Data to use.
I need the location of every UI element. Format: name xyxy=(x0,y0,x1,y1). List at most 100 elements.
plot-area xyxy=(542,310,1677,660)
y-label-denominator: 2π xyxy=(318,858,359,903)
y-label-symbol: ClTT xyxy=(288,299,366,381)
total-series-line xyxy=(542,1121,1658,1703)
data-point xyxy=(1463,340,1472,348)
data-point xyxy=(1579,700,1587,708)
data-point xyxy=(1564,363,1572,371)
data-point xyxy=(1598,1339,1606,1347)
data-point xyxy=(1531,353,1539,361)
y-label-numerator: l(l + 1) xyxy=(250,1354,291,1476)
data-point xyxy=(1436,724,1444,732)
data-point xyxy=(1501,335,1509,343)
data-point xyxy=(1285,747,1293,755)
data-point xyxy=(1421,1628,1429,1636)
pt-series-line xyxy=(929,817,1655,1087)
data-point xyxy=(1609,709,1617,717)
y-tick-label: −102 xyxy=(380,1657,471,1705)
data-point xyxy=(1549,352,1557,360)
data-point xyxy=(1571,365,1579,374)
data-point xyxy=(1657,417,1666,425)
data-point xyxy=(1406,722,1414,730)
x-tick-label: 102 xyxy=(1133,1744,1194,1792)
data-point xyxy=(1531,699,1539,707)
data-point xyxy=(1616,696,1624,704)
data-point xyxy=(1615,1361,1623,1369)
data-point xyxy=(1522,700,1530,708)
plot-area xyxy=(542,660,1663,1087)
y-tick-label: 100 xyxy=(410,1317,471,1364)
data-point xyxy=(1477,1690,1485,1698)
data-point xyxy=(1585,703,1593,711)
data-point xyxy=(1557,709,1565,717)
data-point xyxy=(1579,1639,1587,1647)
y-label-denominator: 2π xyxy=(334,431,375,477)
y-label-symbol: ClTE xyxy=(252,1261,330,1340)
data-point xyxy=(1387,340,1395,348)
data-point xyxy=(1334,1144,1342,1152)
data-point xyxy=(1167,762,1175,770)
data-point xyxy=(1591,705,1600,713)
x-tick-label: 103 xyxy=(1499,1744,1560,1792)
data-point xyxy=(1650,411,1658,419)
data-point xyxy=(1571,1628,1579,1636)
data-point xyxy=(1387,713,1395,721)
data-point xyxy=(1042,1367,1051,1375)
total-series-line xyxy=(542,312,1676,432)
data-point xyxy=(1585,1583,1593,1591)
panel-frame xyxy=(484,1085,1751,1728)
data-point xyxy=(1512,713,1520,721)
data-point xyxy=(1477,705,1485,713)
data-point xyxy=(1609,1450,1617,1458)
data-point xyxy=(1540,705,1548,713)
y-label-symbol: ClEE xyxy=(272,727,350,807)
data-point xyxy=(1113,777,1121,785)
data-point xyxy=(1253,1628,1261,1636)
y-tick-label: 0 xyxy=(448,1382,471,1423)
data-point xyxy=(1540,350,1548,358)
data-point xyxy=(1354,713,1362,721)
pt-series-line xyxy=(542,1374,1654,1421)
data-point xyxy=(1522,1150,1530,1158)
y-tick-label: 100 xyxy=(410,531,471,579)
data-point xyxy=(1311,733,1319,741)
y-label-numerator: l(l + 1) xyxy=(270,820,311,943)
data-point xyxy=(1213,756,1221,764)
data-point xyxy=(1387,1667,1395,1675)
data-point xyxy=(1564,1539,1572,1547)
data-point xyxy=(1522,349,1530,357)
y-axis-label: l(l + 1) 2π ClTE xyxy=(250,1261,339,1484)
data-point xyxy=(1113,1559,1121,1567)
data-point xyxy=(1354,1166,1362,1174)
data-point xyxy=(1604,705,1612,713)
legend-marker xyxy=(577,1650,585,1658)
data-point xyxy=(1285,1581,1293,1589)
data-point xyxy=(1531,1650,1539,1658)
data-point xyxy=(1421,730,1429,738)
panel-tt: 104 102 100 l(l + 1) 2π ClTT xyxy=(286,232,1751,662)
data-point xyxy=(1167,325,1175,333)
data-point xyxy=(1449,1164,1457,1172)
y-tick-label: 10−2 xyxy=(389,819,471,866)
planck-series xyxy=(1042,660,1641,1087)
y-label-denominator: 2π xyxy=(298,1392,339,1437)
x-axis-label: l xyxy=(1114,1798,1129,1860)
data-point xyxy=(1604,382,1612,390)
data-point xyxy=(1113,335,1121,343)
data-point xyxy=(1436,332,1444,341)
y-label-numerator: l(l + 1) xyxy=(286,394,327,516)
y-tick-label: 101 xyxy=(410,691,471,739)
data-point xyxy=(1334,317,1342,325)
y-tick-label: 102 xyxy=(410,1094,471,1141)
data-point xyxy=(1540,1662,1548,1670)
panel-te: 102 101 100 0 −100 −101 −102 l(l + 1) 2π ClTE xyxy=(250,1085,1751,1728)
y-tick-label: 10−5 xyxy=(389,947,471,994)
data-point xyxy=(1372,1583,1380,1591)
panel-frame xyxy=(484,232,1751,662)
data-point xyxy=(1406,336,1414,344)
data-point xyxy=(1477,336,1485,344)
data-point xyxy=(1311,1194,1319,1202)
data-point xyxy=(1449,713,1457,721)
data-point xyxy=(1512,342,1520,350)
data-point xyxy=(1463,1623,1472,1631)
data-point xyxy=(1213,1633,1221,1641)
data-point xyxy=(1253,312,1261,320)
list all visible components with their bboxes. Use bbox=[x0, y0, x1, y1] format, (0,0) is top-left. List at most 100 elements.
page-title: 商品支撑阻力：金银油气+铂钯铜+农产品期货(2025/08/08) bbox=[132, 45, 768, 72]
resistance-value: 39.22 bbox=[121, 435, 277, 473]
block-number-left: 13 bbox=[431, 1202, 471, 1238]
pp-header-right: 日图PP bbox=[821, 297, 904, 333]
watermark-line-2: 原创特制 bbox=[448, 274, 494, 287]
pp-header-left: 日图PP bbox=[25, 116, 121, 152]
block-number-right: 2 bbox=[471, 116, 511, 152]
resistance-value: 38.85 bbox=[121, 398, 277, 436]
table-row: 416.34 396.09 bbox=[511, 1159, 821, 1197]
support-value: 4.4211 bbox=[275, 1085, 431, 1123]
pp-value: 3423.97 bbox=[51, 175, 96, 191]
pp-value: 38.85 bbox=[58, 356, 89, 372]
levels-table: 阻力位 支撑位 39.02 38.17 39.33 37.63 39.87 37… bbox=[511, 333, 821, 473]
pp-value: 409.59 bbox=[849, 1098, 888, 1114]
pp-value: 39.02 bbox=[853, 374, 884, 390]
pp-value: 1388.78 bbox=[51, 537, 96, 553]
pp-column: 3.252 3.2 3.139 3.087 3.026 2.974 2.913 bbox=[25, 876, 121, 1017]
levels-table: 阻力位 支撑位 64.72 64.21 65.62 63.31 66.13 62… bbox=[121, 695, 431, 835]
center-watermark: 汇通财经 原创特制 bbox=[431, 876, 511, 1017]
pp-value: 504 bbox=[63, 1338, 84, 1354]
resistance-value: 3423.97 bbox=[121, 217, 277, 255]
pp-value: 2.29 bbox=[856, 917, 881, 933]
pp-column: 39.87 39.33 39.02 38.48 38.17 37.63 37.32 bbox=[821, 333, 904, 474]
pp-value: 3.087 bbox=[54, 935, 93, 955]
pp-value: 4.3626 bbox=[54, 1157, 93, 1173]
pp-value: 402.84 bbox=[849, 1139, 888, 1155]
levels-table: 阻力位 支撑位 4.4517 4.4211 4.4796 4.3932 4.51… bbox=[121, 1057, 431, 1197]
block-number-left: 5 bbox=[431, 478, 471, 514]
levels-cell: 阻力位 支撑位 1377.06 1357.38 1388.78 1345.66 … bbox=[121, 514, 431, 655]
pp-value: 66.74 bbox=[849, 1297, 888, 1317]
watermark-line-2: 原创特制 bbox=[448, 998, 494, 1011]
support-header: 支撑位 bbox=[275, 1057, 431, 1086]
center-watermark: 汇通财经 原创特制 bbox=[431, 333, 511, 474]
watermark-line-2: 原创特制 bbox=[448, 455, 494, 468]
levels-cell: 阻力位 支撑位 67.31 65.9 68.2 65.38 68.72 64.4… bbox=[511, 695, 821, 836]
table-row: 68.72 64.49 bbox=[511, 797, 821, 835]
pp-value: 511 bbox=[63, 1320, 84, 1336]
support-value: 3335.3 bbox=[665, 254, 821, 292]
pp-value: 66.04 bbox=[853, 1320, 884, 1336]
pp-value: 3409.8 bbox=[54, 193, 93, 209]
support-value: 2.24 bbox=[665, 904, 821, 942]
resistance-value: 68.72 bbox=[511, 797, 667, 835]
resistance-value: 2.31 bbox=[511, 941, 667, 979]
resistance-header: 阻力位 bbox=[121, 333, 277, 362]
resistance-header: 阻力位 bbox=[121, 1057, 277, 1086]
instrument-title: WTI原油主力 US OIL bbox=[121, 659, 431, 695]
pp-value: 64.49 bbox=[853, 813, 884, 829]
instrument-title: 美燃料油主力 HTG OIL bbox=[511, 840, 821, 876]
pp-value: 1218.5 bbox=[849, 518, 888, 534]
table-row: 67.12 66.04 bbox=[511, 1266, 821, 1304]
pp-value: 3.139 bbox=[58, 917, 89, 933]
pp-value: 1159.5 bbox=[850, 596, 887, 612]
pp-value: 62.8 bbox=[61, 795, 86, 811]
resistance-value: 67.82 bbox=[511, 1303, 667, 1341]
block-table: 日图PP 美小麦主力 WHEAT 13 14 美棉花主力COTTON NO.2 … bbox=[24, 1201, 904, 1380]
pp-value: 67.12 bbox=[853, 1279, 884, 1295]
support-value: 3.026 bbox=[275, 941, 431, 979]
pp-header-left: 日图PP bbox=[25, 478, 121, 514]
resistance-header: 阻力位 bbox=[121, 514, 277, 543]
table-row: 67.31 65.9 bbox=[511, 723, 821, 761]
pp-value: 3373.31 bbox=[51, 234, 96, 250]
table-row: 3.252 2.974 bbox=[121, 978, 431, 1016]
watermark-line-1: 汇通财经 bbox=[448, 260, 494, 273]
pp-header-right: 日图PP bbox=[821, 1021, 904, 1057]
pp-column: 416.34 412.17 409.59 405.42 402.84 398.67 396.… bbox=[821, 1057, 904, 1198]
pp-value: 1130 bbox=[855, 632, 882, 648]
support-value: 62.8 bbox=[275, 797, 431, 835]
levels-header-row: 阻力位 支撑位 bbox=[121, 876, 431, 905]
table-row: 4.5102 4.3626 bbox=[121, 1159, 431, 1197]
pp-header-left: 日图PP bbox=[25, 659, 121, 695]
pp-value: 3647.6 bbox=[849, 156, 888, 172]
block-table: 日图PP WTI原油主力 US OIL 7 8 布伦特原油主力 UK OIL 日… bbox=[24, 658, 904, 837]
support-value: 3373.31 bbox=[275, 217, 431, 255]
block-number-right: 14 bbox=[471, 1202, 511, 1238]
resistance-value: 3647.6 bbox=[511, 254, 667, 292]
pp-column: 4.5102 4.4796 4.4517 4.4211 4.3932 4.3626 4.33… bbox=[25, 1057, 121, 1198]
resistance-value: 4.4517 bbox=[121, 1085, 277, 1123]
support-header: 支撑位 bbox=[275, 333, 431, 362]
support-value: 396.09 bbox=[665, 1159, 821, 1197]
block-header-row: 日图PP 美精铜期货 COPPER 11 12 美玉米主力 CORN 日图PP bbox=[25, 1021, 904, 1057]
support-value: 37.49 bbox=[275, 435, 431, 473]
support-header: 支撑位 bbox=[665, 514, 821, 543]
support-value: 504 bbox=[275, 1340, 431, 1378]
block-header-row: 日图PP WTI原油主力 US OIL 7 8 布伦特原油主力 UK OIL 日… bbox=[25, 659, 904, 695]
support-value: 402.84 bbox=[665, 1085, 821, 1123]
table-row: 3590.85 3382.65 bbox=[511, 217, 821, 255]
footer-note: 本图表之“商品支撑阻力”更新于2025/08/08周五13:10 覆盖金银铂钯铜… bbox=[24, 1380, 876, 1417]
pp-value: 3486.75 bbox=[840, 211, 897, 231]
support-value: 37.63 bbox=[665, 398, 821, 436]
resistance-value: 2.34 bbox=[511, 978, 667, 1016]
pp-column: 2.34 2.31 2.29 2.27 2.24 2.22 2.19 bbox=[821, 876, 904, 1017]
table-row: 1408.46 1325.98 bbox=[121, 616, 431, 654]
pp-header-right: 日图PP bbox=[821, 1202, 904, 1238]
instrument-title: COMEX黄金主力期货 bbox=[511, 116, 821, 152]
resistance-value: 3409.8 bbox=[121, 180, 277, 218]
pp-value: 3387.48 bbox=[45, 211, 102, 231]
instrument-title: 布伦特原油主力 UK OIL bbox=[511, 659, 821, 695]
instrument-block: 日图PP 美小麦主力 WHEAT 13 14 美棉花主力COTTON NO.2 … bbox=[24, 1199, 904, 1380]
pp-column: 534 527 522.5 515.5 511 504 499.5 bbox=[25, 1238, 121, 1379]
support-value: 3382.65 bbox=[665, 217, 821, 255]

Task brief. Give the data from its first line through the line containing "y-tick-label: −102 xyxy=(380,1657,471,1705)" as a numbered list, with blank lines left out.

Task result.
1. I need the location of every UI element. Format: name xyxy=(x0,y0,x1,y1). List at most 100 elements.
2. plot-area xyxy=(542,310,1677,660)
3. y-label-denominator: 2π xyxy=(318,858,359,903)
4. y-label-symbol: ClTT xyxy=(288,299,366,381)
5. total-series-line xyxy=(542,1121,1658,1703)
6. data-point xyxy=(1463,340,1472,348)
7. data-point xyxy=(1579,700,1587,708)
8. data-point xyxy=(1564,363,1572,371)
9. data-point xyxy=(1598,1339,1606,1347)
10. data-point xyxy=(1531,353,1539,361)
11. y-label-numerator: l(l + 1) xyxy=(250,1354,291,1476)
12. data-point xyxy=(1436,724,1444,732)
13. data-point xyxy=(1501,335,1509,343)
14. data-point xyxy=(1285,747,1293,755)
15. data-point xyxy=(1421,1628,1429,1636)
16. pt-series-line xyxy=(929,817,1655,1087)
17. data-point xyxy=(1609,709,1617,717)
18. y-tick-label: −102 xyxy=(380,1657,471,1705)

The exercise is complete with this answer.